## Aim
Each line holding the word "text" counts once; give the total and nothing more.

## Records for processing
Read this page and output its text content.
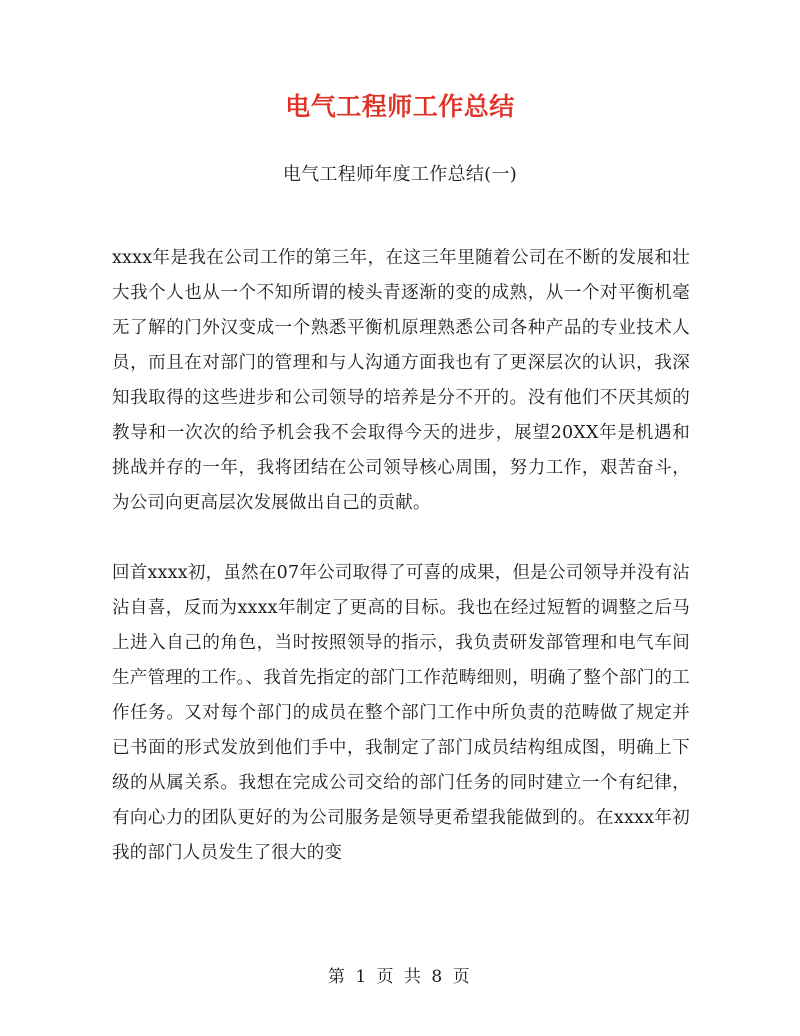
电气工程师工作总结
电气工程师年度工作总结(一)

xxxx年是我在公司工作的第三年，在这三年里随着公司在不断的发展和壮大我个人也从一个不知所谓的棱头青逐渐的变的成熟，从一个对平衡机毫无了解的门外汉变成一个熟悉平衡机原理熟悉公司各种产品的专业技术人员，而且在对部门的管理和与人沟通方面我也有了更深层次的认识，我深知我取得的这些进步和公司领导的培养是分不开的。没有他们不厌其烦的教导和一次次的给予机会我不会取得今天的进步，展望20XX年是机遇和挑战并存的一年，我将团结在公司领导核心周围，努力工作，艰苦奋斗，为公司向更高层次发展做出自己的贡献。

回首xxxx初，虽然在07年公司取得了可喜的成果，但是公司领导并没有沾沾自喜，反而为xxxx年制定了更高的目标。我也在经过短暂的调整之后马上进入自己的角色，当时按照领导的指示，我负责研发部管理和电气车间生产管理的工作。、我首先指定的部门工作范畴细则，明确了整个部门的工作任务。又对每个部门的成员在整个部门工作中所负责的范畴做了规定并已书面的形式发放到他们手中，我制定了部门成员结构组成图，明确上下级的从属关系。我想在完成公司交给的部门任务的同时建立一个有纪律，有向心力的团队更好的为公司服务是领导更希望我能做到的。在xxxx年初我的部门人员发生了很大的变

第 1 页 共 8 页
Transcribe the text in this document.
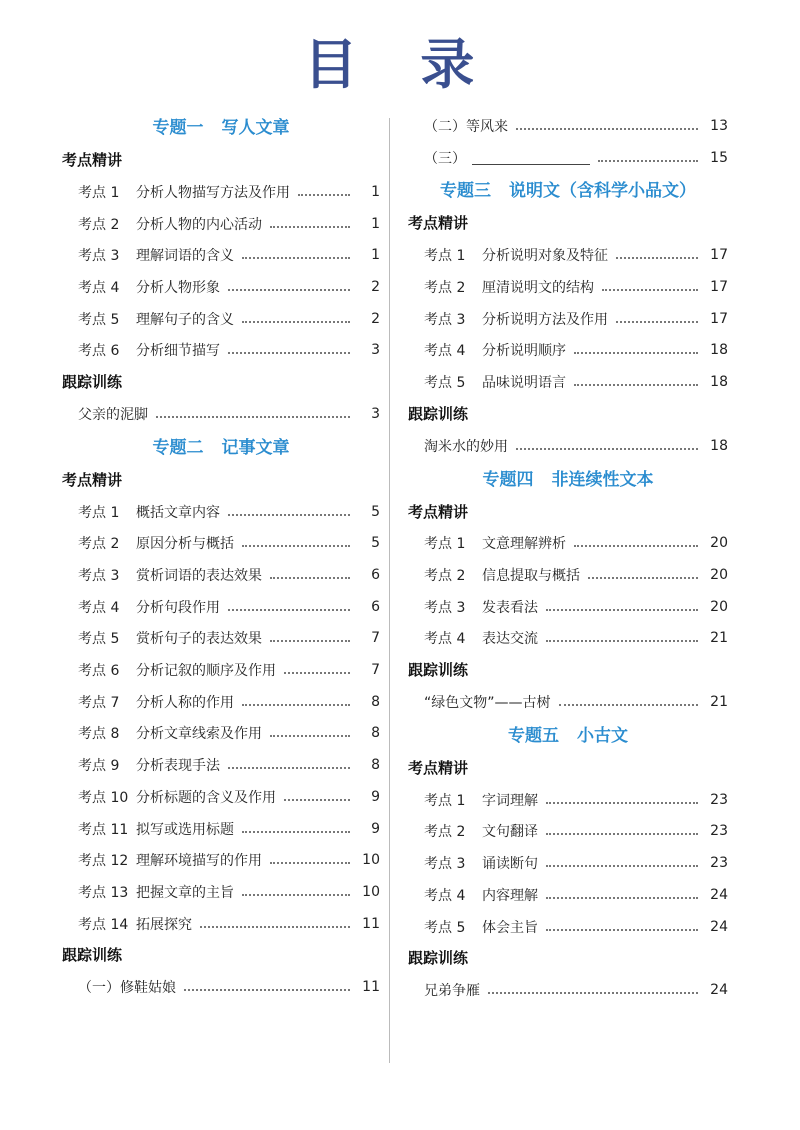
目 录
专题一 写人文章
考点精讲
考点 1	分析人物描写方法及作用	1
考点 2	分析人物的内心活动	1
考点 3	理解词语的含义	1
考点 4	分析人物形象	2
考点 5	理解句子的含义	2
考点 6	分析细节描写	3
跟踪训练
父亲的泥脚	3
专题二 记事文章
考点精讲
考点 1	概括文章内容	5
考点 2	原因分析与概括	5
考点 3	赏析词语的表达效果	6
考点 4	分析句段作用	6
考点 5	赏析句子的表达效果	7
考点 6	分析记叙的顺序及作用	7
考点 7	分析人称的作用	8
考点 8	分析文章线索及作用	8
考点 9	分析表现手法	8
考点 10 分析标题的含义及作用	9
考点 11 拟写或选用标题	9
考点 12 理解环境描写的作用	10
考点 13 把握文章的主旨	10
考点 14 拓展探究	11
跟踪训练
（一）修鞋姑娘	11
（二）等风来	13
（三）	15
专题三 说明文（含科学小品文）
考点精讲
考点 1	分析说明对象及特征	17
考点 2	厘清说明文的结构	17
考点 3	分析说明方法及作用	17
考点 4	分析说明顺序	18
考点 5	品味说明语言	18
跟踪训练
淘米水的妙用	18
专题四 非连续性文本
考点精讲
考点 1	文意理解辨析	20
考点 2	信息提取与概括	20
考点 3	发表看法	20
考点 4	表达交流	21
跟踪训练
“绿色文物”——古树	21
专题五 小古文
考点精讲
考点 1	字词理解	23
考点 2	文句翻译	23
考点 3	诵读断句	23
考点 4	内容理解	24
考点 5	体会主旨	24
跟踪训练
兄弟争雁	24
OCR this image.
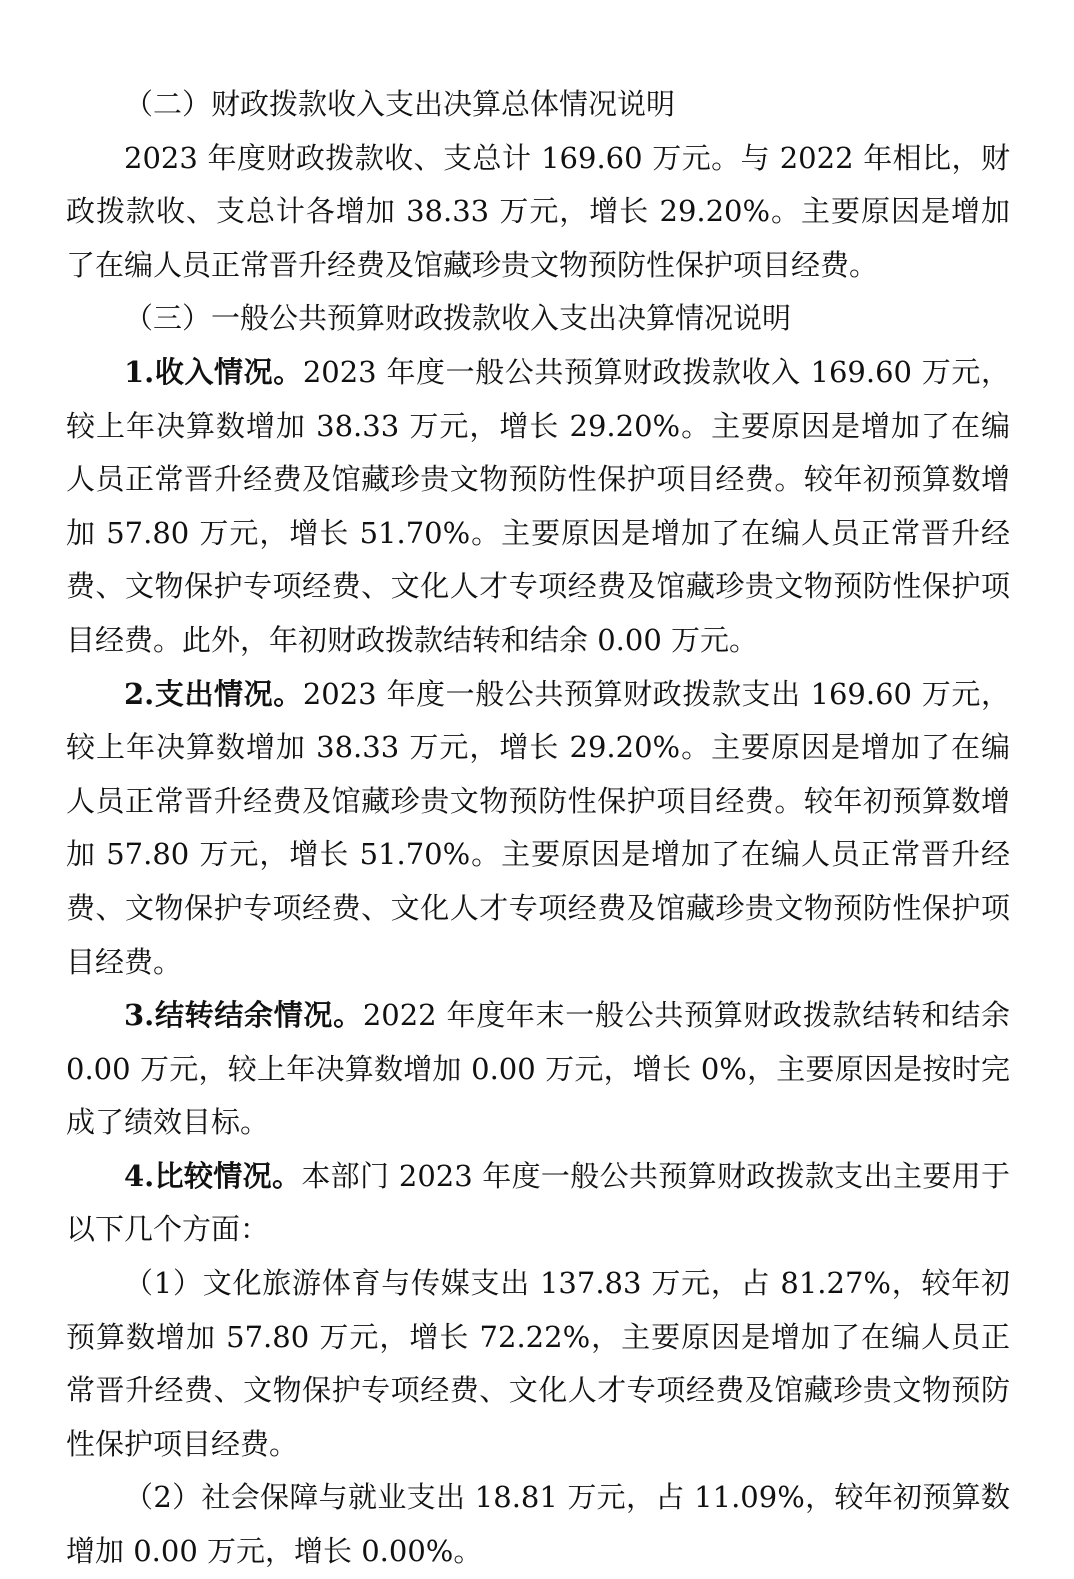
（二）财政拨款收入支出决算总体情况说明

2023 年度财政拨款收、支总计 169.60 万元。与 2022 年相比，财政拨款收、支总计各增加 38.33 万元，增长 29.20%。主要原因是增加了在编人员正常晋升经费及馆藏珍贵文物预防性保护项目经费。

（三）一般公共预算财政拨款收入支出决算情况说明

1.收入情况。2023 年度一般公共预算财政拨款收入 169.60 万元，较上年决算数增加 38.33 万元，增长 29.20%。主要原因是增加了在编人员正常晋升经费及馆藏珍贵文物预防性保护项目经费。较年初预算数增加 57.80 万元，增长 51.70%。主要原因是增加了在编人员正常晋升经费、文物保护专项经费、文化人才专项经费及馆藏珍贵文物预防性保护项目经费。此外，年初财政拨款结转和结余 0.00 万元。

2.支出情况。2023 年度一般公共预算财政拨款支出 169.60 万元，较上年决算数增加 38.33 万元，增长 29.20%。主要原因是增加了在编人员正常晋升经费及馆藏珍贵文物预防性保护项目经费。较年初预算数增加 57.80 万元，增长 51.70%。主要原因是增加了在编人员正常晋升经费、文物保护专项经费、文化人才专项经费及馆藏珍贵文物预防性保护项目经费。

3.结转结余情况。2022 年度年末一般公共预算财政拨款结转和结余 0.00 万元，较上年决算数增加 0.00 万元，增长 0%，主要原因是按时完成了绩效目标。

4.比较情况。本部门 2023 年度一般公共预算财政拨款支出主要用于以下几个方面：

（1）文化旅游体育与传媒支出 137.83 万元，占 81.27%，较年初预算数增加 57.80 万元，增长 72.22%，主要原因是增加了在编人员正常晋升经费、文物保护专项经费、文化人才专项经费及馆藏珍贵文物预防性保护项目经费。

（2）社会保障与就业支出 18.81 万元，占 11.09%，较年初预算数增加 0.00 万元，增长 0.00%。
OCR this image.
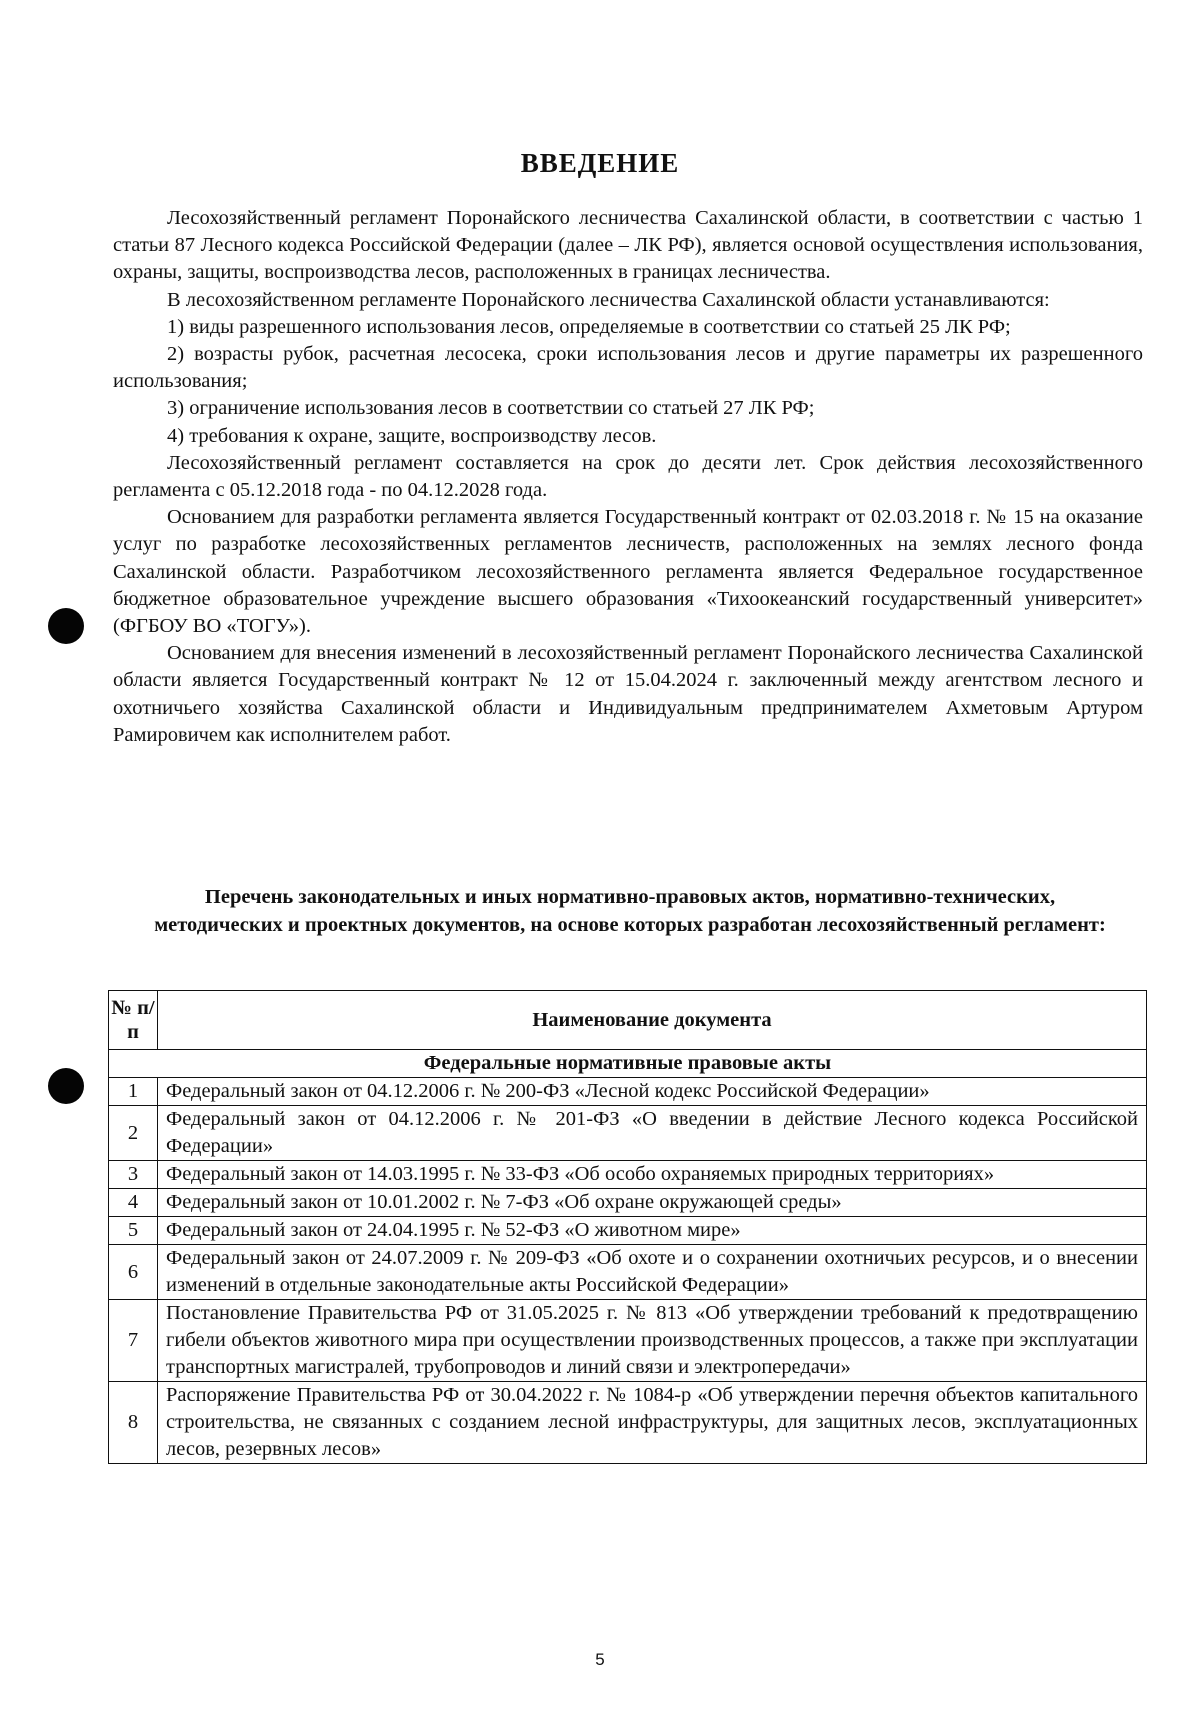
ВВЕДЕНИЕ

Лесохозяйственный регламент Поронайского лесничества Сахалинской области, в соответствии с частью 1 статьи 87 Лесного кодекса Российской Федерации (далее – ЛК РФ), является основой осуществления использования, охраны, защиты, воспроизводства лесов, расположенных в границах лесничества.

В лесохозяйственном регламенте Поронайского лесничества Сахалинской области устанавливаются:

1) виды разрешенного использования лесов, определяемые в соответствии со статьей 25 ЛК РФ;

2) возрасты рубок, расчетная лесосека, сроки использования лесов и другие параметры их разрешенного использования;

3) ограничение использования лесов в соответствии со статьей 27 ЛК РФ;

4) требования к охране, защите, воспроизводству лесов.

Лесохозяйственный регламент составляется на срок до десяти лет. Срок действия лесохозяйственного регламента с 05.12.2018 года - по 04.12.2028 года.

Основанием для разработки регламента является Государственный контракт от 02.03.2018 г. № 15 на оказание услуг по разработке лесохозяйственных регламентов лесничеств, расположенных на землях лесного фонда Сахалинской области. Разработчиком лесохозяйственного регламента является Федеральное государственное бюджетное образовательное учреждение высшего образования «Тихоокеанский государственный университет» (ФГБОУ ВО «ТОГУ»).

Основанием для внесения изменений в лесохозяйственный регламент Поронайского лесничества Сахалинской области является Государственный контракт № 12 от 15.04.2024 г. заключенный между агентством лесного и охотничьего хозяйства Сахалинской области и Индивидуальным предпринимателем Ахметовым Артуром Рамировичем как исполнителем работ.

Перечень законодательных и иных нормативно-правовых актов, нормативно-технических, методических и проектных документов, на основе которых разработан лесохозяйственный регламент:
№ п/п	Наименование документа
Федеральные нормативные правовые акты	
1	Федеральный закон от 04.12.2006 г. № 200-ФЗ «Лесной кодекс Российской Федерации»
2	Федеральный закон от 04.12.2006 г. № 201-ФЗ «О введении в действие Лесного кодекса Российской Федерации»
3	Федеральный закон от 14.03.1995 г. № 33-ФЗ «Об особо охраняемых природных территориях»
4	Федеральный закон от 10.01.2002 г. № 7-ФЗ «Об охране окружающей среды»
5	Федеральный закон от 24.04.1995 г. № 52-ФЗ «О животном мире»
6	Федеральный закон от 24.07.2009 г. № 209-ФЗ «Об охоте и о сохранении охотничьих ресурсов, и о внесении изменений в отдельные законодательные акты Российской Федерации»
7	Постановление Правительства РФ от 31.05.2025 г. № 813 «Об утверждении требований к предотвращению гибели объектов животного мира при осуществлении производственных процессов, а также при эксплуатации транспортных магистралей, трубопроводов и линий связи и электропередачи»
8	Распоряжение Правительства РФ от 30.04.2022 г. № 1084-р «Об утверждении перечня объектов капитального строительства, не связанных с созданием лесной инфраструктуры, для защитных лесов, эксплуатационных лесов, резервных лесов»
5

## Worked solution
2